* Exercise prompt
Extract, without alteration, every line in the entries below from the line containing "hour-tick-label: 00 [859, 246, 875, 261]" through the line containing "hour-tick-label: 06 [1095, 533, 1111, 548]", both lines included, and reproduce nothing else.

* Exercise materials
-=-=-

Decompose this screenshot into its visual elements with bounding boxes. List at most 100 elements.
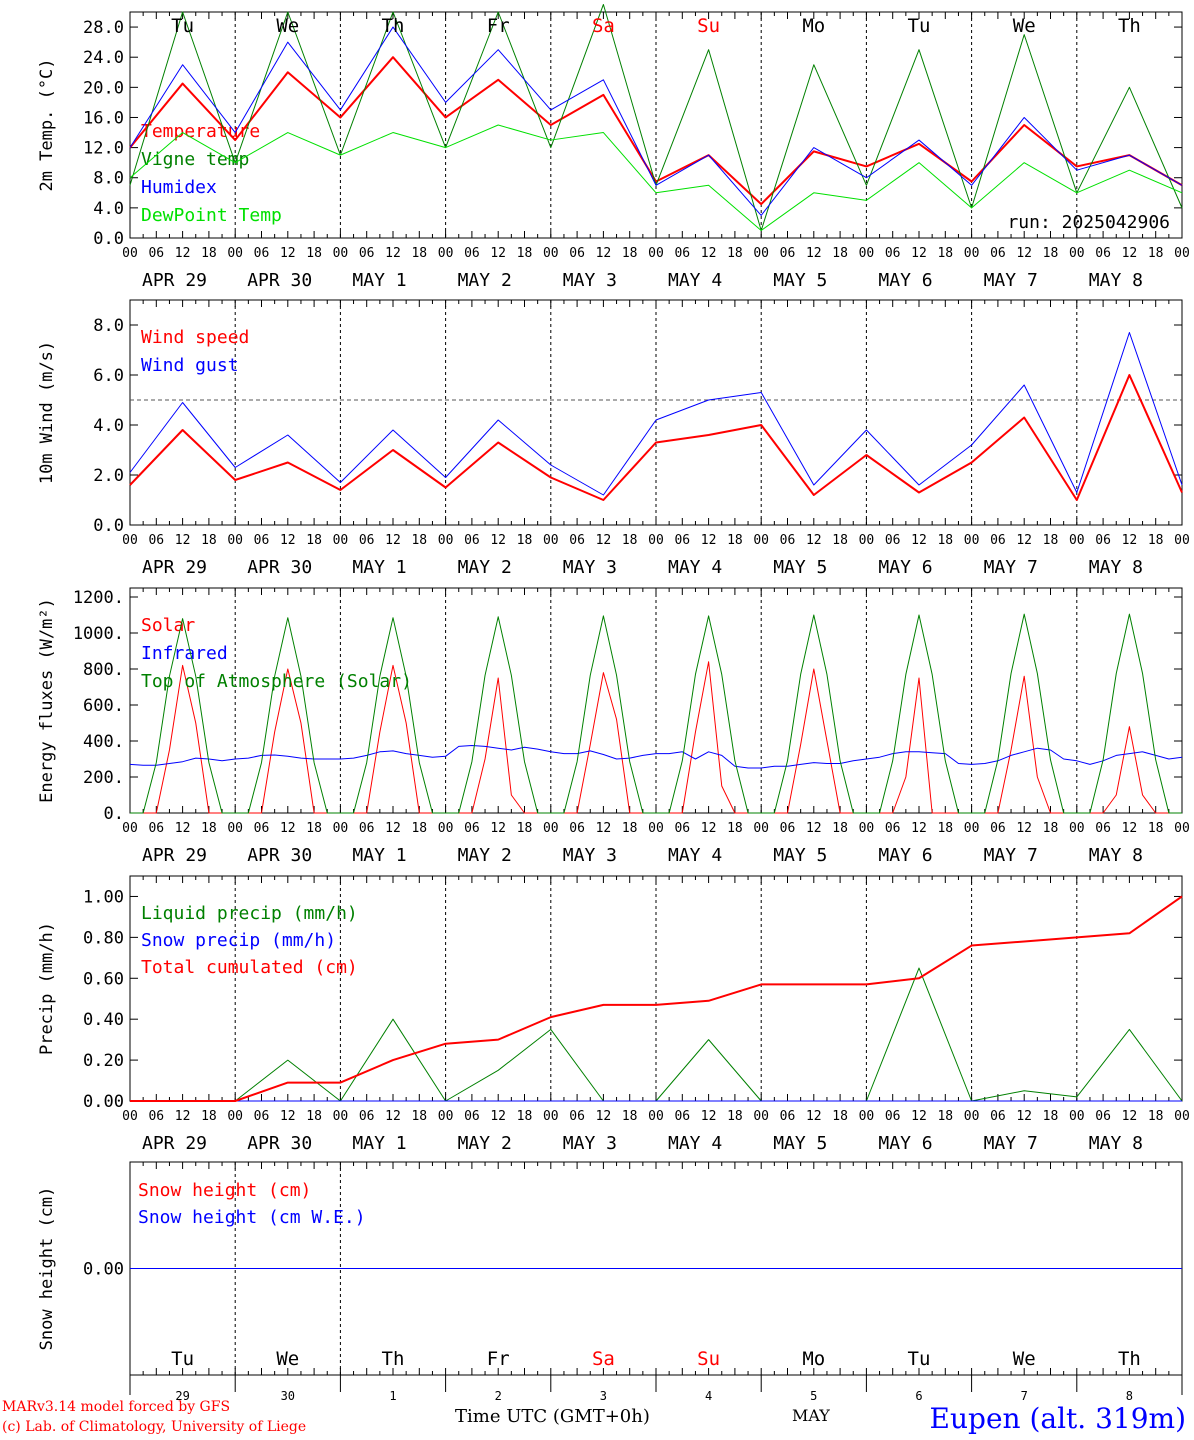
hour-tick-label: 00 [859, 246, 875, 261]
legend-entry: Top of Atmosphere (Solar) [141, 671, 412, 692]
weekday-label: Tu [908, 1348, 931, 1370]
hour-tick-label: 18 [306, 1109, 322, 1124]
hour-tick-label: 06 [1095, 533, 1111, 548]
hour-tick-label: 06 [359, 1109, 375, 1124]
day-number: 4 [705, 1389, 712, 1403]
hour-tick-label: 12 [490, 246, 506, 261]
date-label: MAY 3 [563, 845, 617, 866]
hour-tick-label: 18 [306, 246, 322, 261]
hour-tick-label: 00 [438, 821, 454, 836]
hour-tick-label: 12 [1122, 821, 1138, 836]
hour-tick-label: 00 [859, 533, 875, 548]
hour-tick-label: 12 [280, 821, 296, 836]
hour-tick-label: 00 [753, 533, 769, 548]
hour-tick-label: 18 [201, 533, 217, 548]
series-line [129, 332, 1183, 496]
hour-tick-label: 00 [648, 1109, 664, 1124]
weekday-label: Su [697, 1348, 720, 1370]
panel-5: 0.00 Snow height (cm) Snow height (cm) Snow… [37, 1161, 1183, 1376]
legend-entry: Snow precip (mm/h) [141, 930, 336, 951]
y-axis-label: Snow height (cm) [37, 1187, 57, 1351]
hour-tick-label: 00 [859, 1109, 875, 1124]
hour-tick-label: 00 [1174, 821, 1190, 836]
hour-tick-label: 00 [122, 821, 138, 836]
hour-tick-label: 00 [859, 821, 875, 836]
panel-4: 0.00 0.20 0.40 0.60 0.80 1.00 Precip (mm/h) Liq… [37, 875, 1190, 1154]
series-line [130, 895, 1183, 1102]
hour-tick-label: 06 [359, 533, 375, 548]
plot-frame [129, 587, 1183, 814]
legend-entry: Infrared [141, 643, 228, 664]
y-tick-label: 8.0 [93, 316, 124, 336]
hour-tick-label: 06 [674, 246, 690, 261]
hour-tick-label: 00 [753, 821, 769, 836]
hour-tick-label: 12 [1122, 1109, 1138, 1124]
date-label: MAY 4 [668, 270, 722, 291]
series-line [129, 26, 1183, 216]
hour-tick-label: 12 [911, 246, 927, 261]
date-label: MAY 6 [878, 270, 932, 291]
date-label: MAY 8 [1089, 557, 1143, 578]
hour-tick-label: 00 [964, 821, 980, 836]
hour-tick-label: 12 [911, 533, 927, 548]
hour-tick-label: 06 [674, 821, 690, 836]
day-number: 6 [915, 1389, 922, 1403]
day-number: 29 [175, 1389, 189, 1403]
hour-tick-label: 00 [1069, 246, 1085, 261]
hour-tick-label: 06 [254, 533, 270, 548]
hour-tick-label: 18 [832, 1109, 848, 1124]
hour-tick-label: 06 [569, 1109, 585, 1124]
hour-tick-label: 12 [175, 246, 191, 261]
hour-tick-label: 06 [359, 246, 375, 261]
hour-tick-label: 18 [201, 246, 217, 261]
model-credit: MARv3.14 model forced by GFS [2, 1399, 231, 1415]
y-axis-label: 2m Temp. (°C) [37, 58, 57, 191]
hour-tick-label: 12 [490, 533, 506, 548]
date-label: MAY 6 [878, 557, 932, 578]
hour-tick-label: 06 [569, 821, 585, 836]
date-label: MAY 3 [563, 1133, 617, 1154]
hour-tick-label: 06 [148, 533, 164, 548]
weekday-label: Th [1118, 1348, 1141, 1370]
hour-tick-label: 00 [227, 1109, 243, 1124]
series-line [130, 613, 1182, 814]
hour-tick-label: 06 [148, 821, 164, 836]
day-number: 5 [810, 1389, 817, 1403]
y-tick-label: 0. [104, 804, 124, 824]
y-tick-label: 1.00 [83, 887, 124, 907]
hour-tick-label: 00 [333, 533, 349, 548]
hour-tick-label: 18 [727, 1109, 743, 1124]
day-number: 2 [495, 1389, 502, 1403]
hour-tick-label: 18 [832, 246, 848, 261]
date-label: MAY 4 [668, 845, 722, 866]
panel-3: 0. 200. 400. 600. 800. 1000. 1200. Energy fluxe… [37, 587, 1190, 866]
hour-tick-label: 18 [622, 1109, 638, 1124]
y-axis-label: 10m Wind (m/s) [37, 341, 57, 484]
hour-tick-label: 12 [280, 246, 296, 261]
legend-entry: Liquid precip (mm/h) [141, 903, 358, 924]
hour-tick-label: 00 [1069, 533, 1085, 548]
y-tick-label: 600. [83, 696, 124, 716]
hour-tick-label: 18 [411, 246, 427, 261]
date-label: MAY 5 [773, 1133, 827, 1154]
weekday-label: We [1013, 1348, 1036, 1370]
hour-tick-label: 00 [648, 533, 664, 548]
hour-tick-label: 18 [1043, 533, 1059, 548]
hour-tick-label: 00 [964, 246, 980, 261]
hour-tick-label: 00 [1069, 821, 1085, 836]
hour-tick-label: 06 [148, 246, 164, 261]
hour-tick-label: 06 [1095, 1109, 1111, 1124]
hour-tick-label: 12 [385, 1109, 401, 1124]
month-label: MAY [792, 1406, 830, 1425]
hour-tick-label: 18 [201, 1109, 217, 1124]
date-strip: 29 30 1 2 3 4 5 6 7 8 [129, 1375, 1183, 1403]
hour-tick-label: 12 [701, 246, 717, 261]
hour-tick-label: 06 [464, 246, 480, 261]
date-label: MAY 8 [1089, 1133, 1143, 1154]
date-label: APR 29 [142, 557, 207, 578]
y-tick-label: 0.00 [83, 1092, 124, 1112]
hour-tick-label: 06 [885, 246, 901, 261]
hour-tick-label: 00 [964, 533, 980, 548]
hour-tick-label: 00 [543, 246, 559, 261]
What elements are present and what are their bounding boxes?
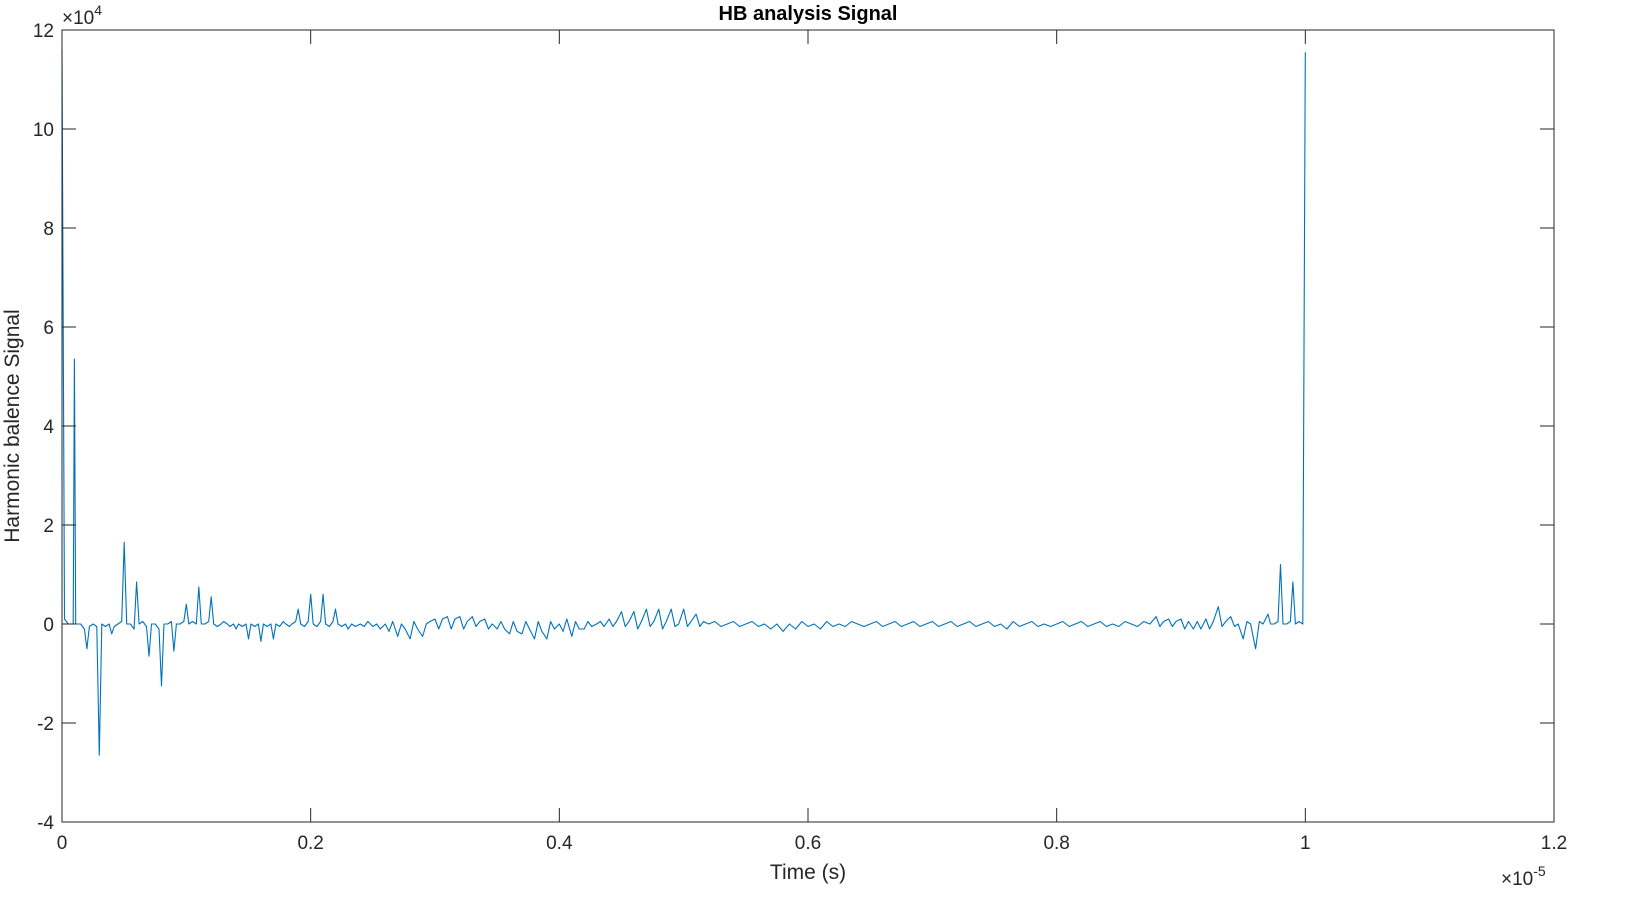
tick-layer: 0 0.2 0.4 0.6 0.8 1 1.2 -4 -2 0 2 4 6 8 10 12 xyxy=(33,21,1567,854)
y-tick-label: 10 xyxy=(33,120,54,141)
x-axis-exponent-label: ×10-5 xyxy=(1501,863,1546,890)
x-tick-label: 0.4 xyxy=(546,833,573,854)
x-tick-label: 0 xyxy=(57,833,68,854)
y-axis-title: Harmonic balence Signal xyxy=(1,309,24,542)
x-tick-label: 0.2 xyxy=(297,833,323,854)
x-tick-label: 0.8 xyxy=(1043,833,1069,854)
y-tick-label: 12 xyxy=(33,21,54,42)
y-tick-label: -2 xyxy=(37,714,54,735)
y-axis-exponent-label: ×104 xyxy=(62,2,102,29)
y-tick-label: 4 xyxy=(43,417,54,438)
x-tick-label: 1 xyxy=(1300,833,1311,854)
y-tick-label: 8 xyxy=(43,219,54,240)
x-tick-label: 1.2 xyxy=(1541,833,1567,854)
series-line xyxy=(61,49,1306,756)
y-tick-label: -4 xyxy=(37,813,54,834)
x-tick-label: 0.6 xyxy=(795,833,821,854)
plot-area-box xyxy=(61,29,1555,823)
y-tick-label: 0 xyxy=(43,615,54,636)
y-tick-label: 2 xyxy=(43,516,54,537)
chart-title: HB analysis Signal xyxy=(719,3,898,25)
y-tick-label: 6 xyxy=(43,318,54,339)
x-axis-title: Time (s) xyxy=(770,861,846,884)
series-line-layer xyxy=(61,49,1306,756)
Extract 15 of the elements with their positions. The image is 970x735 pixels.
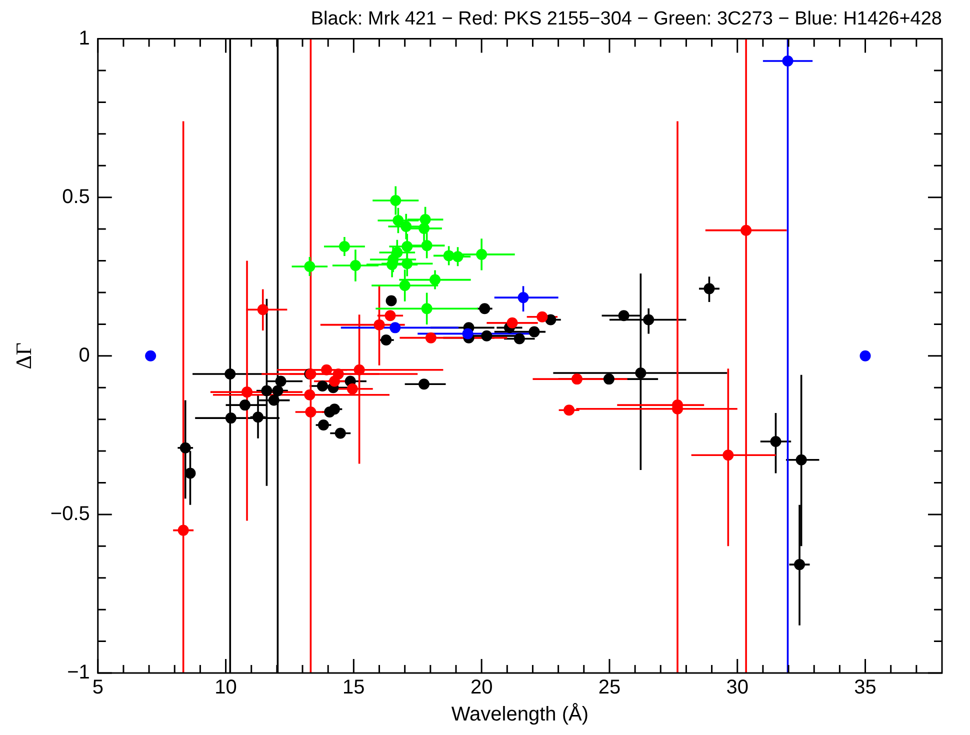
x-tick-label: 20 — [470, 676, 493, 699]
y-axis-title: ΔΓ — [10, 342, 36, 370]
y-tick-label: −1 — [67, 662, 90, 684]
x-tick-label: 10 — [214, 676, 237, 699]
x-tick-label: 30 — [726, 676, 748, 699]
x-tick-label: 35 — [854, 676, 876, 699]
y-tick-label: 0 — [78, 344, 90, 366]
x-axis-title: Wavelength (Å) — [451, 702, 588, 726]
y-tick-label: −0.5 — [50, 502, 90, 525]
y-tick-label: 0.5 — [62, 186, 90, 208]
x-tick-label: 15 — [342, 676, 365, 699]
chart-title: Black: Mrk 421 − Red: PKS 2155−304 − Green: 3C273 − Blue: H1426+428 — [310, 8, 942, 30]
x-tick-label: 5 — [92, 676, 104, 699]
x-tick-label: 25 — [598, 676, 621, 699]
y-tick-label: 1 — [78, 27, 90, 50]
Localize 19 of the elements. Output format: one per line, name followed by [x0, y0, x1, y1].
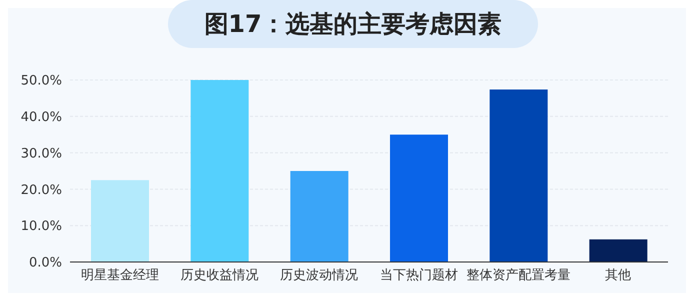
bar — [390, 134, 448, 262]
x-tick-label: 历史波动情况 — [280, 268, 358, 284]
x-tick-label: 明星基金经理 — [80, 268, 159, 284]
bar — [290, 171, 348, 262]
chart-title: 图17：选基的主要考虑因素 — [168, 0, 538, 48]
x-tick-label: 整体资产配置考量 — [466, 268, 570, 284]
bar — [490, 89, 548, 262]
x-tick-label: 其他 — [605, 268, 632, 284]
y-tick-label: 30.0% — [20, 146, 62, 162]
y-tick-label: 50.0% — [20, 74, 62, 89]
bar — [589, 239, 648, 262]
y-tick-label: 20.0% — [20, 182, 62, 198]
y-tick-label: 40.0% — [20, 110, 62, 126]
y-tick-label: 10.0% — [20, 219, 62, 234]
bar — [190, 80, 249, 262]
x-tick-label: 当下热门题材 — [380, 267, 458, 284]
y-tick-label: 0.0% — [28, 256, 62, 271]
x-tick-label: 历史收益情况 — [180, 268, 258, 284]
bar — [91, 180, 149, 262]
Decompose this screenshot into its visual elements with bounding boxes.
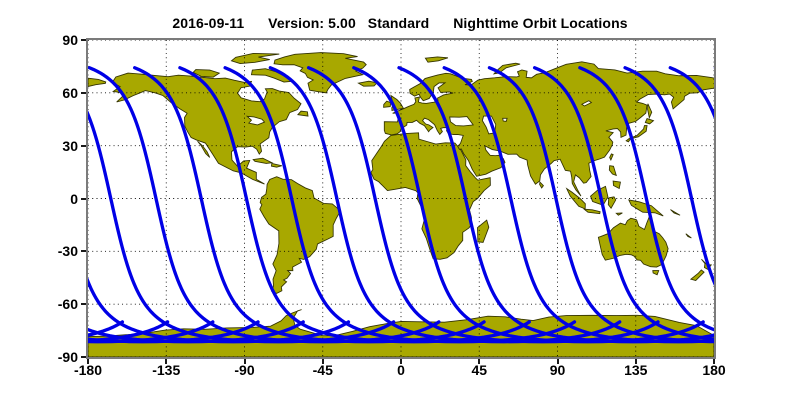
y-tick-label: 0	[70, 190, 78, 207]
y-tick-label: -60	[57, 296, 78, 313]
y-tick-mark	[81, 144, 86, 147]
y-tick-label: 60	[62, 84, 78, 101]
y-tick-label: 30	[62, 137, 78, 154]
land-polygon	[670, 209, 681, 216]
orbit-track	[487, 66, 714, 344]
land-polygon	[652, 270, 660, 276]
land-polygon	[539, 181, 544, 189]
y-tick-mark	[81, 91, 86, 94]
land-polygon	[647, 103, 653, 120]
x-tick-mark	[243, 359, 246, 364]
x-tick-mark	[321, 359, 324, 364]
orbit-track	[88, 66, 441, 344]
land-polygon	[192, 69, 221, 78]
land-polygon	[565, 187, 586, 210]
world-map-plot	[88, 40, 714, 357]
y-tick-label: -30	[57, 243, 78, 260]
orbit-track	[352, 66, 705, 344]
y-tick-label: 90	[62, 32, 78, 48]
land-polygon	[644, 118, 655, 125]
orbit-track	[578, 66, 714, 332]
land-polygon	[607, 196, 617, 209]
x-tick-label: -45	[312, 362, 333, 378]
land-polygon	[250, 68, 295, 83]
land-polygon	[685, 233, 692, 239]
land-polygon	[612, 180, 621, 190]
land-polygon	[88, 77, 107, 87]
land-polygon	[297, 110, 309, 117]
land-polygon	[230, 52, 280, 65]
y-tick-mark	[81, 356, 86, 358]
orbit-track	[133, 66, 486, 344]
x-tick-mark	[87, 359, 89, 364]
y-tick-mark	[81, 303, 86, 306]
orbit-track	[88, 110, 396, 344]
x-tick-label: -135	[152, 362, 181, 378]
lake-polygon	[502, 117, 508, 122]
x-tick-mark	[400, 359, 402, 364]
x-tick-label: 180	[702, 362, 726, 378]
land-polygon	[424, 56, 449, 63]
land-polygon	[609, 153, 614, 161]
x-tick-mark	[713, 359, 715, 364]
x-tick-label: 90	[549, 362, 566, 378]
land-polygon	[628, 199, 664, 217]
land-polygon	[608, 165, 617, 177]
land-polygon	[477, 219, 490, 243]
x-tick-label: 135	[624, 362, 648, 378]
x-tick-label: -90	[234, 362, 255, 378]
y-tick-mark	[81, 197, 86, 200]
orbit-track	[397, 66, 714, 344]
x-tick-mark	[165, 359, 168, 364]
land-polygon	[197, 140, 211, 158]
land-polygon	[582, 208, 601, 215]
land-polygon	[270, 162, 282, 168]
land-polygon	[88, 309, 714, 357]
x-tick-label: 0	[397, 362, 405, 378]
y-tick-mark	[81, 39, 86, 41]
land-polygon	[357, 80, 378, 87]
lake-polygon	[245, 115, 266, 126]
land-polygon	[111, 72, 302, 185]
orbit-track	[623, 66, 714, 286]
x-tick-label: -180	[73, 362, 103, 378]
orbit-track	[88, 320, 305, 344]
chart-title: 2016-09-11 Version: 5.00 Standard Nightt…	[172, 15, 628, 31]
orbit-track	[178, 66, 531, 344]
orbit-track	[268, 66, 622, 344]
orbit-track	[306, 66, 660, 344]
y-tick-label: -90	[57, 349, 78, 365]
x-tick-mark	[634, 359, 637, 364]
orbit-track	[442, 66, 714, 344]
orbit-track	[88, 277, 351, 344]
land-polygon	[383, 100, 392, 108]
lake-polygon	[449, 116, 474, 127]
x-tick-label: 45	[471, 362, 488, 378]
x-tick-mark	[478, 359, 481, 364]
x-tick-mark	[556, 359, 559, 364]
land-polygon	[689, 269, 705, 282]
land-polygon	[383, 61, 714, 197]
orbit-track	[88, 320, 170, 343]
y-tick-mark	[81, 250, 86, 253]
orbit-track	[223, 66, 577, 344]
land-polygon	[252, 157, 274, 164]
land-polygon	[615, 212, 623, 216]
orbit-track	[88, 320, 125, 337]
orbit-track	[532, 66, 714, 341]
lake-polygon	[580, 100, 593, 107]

-=-=-

* Correct answer
hour-tick-label: 00 [859, 246, 875, 261]
legend-entry: Top of Atmosphere (Solar) [141, 671, 412, 692]
weekday-label: Tu [908, 1348, 931, 1370]
hour-tick-label: 18 [306, 1109, 322, 1124]
hour-tick-label: 06 [1095, 533, 1111, 548]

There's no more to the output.